**Required task**
Display each line of the material below that contains the word "General".
Begin Record list
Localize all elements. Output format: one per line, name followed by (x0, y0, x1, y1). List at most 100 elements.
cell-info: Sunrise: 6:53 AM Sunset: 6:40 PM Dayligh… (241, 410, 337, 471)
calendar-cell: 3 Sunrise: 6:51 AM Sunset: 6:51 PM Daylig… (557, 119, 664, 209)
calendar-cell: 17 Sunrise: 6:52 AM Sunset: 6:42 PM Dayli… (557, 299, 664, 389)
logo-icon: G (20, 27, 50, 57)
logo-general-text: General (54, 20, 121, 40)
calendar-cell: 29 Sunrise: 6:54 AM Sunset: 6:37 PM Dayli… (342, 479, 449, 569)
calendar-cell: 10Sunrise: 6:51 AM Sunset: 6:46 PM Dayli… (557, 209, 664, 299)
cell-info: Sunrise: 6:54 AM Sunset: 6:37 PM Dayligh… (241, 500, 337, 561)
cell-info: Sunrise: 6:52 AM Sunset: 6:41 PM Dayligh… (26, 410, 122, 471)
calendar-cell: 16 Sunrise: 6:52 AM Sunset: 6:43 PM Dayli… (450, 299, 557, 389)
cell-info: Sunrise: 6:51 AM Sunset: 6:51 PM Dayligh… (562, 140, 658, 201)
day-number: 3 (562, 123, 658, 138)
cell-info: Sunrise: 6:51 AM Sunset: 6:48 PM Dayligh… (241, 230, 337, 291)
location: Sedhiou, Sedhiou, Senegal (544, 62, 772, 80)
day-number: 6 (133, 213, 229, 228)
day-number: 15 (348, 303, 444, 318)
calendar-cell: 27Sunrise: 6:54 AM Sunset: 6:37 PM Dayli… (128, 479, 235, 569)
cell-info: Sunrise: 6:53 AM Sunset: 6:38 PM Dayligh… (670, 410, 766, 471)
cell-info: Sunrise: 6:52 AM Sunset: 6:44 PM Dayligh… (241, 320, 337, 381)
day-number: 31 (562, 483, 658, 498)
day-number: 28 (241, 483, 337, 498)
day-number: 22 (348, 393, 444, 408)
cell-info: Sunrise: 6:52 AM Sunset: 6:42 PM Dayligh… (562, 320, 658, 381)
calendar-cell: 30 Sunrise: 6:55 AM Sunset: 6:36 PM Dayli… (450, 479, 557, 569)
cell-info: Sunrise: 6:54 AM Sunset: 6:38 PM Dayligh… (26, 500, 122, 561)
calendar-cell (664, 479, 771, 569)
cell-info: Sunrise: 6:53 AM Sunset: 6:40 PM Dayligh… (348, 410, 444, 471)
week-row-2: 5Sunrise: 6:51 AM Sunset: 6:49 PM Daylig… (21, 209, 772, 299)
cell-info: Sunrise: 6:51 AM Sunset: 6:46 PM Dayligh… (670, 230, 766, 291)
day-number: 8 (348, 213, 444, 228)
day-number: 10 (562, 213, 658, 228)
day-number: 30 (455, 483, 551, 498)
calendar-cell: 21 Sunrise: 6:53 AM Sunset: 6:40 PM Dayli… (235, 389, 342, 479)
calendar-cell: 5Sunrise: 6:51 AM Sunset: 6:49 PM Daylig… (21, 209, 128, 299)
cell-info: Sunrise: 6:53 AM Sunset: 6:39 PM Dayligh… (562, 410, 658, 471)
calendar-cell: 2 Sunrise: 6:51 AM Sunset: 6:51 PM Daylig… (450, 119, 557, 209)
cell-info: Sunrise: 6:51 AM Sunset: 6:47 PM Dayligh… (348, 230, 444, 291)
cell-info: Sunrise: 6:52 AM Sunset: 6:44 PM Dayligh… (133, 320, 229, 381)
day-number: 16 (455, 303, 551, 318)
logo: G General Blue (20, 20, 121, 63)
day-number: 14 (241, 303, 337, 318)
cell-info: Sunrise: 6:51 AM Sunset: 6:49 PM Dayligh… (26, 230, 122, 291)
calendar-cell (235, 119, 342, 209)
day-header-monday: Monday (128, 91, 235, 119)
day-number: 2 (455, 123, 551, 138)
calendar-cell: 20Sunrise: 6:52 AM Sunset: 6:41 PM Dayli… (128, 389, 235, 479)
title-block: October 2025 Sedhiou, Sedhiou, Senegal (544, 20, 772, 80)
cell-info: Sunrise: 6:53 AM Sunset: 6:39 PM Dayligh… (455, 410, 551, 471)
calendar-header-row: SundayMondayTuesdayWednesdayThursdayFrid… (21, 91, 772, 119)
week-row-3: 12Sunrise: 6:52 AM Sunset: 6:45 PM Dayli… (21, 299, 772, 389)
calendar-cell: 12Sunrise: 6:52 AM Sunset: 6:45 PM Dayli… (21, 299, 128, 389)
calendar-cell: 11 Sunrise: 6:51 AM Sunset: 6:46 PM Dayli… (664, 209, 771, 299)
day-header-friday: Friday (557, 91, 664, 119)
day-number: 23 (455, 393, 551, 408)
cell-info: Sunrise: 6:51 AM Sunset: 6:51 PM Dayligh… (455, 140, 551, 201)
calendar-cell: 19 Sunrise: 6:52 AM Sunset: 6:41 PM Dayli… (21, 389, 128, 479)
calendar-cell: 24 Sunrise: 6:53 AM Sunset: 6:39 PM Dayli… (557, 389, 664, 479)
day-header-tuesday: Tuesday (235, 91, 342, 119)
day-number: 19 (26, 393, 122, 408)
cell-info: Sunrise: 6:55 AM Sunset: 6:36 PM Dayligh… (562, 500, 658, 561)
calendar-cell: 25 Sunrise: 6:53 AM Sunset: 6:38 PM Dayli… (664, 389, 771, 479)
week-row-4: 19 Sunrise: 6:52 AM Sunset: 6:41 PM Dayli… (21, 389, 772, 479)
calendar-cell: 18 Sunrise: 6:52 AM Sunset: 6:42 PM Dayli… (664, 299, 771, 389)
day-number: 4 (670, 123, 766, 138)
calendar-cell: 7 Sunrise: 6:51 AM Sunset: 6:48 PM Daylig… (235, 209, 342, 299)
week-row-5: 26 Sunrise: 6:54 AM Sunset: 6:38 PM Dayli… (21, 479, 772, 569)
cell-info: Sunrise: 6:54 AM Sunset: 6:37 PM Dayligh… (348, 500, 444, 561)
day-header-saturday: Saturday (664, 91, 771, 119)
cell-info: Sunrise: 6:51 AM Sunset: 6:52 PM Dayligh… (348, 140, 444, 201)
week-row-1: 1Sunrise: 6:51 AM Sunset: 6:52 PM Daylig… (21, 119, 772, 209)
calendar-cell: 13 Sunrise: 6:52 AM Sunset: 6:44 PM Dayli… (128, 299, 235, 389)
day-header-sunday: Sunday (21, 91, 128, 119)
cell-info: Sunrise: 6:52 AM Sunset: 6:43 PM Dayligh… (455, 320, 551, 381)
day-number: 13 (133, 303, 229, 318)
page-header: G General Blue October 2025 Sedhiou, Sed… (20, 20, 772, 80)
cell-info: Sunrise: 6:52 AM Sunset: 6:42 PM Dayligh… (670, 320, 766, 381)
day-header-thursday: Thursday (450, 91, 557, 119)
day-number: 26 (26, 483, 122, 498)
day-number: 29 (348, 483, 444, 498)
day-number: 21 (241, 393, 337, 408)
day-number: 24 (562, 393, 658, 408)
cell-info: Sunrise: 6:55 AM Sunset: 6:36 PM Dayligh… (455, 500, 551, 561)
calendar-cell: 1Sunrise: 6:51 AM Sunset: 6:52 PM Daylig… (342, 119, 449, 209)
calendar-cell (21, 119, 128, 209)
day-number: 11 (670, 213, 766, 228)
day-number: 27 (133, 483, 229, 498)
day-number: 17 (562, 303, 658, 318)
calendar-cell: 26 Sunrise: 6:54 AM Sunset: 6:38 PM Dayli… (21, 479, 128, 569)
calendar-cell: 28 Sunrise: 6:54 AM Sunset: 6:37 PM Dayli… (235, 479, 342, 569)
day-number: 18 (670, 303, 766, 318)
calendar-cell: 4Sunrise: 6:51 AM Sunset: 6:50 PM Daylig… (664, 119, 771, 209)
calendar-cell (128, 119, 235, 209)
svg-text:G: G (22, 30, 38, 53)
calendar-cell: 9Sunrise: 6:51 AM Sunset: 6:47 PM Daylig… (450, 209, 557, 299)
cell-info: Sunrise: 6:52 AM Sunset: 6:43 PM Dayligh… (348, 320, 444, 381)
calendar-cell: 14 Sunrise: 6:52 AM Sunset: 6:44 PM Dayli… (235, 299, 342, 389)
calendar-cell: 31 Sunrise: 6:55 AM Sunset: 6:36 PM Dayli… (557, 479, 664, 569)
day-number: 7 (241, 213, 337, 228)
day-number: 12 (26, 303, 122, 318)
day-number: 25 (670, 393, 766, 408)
End Record list
**Task answer**
logo-general-text: General (54, 20, 121, 40)
logo: G General Blue (20, 20, 121, 63)
page-header: G General Blue October 2025 Sedhiou, Sed… (20, 20, 772, 80)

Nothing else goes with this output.